What to work on:
Copy each line below that contains "type".

Source records:
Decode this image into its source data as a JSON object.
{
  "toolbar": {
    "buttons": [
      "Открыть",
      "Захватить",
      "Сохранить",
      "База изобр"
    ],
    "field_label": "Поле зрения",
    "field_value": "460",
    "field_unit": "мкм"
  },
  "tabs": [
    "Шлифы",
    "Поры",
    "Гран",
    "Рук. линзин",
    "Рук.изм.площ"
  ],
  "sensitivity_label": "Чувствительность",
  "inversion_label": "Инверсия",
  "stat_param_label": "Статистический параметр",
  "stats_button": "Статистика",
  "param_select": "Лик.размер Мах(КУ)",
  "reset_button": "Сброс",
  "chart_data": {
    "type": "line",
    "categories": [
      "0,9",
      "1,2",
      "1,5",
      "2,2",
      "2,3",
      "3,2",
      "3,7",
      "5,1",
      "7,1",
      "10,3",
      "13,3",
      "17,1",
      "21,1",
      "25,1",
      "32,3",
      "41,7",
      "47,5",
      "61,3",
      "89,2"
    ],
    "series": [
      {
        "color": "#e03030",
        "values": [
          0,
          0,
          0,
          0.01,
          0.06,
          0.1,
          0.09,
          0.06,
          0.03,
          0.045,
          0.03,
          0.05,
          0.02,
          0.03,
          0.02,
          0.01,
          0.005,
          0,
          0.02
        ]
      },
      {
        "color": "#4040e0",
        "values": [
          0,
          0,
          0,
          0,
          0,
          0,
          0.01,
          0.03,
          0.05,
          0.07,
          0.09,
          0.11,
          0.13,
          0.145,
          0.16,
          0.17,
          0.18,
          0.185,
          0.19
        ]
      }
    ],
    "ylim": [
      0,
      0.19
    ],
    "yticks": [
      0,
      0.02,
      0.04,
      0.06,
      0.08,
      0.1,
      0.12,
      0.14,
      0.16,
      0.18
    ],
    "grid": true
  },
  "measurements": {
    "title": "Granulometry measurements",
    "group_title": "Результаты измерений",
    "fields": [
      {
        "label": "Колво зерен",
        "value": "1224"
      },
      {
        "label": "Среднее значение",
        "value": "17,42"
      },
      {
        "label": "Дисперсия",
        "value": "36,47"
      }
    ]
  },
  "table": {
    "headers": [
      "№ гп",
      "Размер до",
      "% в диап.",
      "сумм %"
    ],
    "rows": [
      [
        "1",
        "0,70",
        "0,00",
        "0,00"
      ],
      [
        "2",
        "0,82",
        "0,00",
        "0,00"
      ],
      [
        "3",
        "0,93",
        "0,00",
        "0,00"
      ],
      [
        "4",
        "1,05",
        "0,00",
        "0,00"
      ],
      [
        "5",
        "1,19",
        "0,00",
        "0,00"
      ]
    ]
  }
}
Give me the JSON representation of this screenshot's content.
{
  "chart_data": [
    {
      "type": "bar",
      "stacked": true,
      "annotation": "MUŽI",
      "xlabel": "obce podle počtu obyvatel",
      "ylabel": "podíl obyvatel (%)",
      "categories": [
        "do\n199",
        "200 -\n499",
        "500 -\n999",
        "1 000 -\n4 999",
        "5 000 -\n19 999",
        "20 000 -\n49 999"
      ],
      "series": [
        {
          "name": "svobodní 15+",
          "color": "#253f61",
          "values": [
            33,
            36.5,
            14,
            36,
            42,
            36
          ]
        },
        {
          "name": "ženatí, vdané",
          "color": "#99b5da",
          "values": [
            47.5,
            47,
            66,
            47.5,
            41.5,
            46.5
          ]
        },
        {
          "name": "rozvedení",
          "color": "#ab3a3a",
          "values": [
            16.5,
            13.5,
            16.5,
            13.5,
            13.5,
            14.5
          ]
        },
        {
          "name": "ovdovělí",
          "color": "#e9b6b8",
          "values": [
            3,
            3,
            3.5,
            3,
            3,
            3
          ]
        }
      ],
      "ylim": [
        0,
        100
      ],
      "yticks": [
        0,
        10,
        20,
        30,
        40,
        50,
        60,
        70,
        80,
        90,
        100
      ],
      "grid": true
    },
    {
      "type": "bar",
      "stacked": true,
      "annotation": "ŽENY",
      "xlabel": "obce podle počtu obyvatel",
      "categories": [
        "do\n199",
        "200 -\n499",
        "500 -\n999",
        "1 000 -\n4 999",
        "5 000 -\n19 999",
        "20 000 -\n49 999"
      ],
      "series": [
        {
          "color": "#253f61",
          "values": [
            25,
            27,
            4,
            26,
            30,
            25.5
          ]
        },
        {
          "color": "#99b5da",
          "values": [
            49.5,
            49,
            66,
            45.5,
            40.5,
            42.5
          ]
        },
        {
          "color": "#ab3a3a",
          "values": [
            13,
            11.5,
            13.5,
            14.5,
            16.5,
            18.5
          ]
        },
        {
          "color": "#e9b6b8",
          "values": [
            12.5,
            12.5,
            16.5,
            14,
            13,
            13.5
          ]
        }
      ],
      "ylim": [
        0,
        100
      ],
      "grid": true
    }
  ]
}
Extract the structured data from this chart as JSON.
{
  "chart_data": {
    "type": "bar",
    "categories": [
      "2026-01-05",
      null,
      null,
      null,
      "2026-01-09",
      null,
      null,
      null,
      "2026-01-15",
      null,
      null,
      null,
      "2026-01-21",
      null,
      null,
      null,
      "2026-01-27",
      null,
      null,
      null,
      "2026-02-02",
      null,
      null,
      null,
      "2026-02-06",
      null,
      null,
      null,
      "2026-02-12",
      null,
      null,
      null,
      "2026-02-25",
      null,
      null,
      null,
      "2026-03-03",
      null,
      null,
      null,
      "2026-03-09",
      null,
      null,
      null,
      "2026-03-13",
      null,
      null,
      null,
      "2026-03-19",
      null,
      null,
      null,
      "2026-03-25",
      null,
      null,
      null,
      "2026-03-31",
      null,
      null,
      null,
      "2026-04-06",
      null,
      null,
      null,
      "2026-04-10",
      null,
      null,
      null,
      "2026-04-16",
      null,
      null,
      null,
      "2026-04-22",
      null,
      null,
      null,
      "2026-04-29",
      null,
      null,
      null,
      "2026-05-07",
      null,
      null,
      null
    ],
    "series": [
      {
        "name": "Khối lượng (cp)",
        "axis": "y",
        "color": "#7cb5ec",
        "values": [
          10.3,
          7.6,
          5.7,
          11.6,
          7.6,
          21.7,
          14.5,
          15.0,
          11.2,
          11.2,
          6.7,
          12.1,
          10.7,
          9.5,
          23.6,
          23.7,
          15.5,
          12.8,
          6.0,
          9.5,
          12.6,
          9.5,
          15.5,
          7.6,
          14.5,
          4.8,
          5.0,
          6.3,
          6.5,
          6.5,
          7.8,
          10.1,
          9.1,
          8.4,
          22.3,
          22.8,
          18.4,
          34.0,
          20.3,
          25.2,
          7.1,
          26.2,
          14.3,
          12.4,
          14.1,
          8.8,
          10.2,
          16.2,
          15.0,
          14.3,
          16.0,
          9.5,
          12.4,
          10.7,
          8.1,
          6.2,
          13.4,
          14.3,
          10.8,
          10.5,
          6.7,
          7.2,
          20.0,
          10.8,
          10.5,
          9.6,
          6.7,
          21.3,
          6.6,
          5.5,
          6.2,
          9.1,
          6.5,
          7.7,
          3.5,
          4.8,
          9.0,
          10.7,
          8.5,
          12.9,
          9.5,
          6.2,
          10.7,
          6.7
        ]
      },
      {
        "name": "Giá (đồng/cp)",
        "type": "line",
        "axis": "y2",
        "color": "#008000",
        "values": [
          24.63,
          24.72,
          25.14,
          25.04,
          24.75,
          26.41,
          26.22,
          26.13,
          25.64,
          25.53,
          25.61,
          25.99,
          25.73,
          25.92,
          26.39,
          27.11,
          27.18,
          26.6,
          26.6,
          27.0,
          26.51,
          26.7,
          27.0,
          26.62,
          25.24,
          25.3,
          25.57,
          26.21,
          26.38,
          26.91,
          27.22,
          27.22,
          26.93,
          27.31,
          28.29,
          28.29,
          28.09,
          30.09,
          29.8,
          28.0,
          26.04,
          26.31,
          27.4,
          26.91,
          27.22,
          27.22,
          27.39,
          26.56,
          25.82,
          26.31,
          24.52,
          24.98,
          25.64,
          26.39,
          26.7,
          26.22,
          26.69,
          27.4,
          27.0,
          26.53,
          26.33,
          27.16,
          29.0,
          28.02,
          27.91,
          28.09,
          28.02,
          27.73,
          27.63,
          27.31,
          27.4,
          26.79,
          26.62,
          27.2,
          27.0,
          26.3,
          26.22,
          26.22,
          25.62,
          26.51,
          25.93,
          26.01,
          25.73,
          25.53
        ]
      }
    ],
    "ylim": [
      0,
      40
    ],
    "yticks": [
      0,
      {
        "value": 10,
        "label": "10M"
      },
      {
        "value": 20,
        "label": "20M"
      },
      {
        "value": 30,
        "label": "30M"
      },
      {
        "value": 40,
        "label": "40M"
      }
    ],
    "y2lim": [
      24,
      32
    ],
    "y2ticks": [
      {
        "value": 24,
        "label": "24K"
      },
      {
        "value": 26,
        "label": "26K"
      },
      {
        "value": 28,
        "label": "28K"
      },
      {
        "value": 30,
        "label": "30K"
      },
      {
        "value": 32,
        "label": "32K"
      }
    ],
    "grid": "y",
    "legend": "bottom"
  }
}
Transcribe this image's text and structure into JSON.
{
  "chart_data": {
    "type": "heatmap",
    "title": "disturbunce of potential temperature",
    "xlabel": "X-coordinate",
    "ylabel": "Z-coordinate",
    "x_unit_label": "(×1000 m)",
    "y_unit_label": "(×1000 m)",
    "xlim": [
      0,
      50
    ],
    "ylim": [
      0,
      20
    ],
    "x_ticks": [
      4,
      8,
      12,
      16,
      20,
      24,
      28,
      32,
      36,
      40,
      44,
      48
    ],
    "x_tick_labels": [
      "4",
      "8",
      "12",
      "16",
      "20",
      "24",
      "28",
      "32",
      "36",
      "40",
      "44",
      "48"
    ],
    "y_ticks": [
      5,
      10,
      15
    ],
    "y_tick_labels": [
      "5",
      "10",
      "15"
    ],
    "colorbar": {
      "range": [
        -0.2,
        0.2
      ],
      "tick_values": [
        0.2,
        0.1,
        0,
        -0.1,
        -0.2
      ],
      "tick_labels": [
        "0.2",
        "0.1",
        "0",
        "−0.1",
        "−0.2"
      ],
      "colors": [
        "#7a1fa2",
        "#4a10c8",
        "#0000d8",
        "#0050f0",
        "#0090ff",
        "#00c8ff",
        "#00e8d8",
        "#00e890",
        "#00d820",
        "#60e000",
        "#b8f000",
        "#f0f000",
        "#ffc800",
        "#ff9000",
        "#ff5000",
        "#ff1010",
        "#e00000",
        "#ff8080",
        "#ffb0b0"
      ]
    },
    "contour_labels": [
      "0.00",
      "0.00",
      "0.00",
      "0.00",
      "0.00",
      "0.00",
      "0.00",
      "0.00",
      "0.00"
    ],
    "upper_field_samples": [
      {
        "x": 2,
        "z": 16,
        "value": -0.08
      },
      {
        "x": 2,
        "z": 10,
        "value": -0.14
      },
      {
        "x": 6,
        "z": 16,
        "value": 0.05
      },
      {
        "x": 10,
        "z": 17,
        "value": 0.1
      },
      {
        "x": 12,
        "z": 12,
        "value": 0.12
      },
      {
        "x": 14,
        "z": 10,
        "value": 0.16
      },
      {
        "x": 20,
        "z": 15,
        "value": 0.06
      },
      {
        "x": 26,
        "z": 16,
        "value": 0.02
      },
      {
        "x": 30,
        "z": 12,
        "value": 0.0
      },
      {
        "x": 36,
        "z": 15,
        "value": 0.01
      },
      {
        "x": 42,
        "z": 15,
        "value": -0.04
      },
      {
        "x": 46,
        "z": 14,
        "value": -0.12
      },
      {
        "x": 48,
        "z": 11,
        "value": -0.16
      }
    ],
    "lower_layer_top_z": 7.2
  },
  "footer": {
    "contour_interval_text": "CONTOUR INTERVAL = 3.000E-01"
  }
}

Written response:
    "type": "line",
      "type": "bar",
      "type": "bar",
    "type": "bar",
        "type": "line",
    "type": "heatmap",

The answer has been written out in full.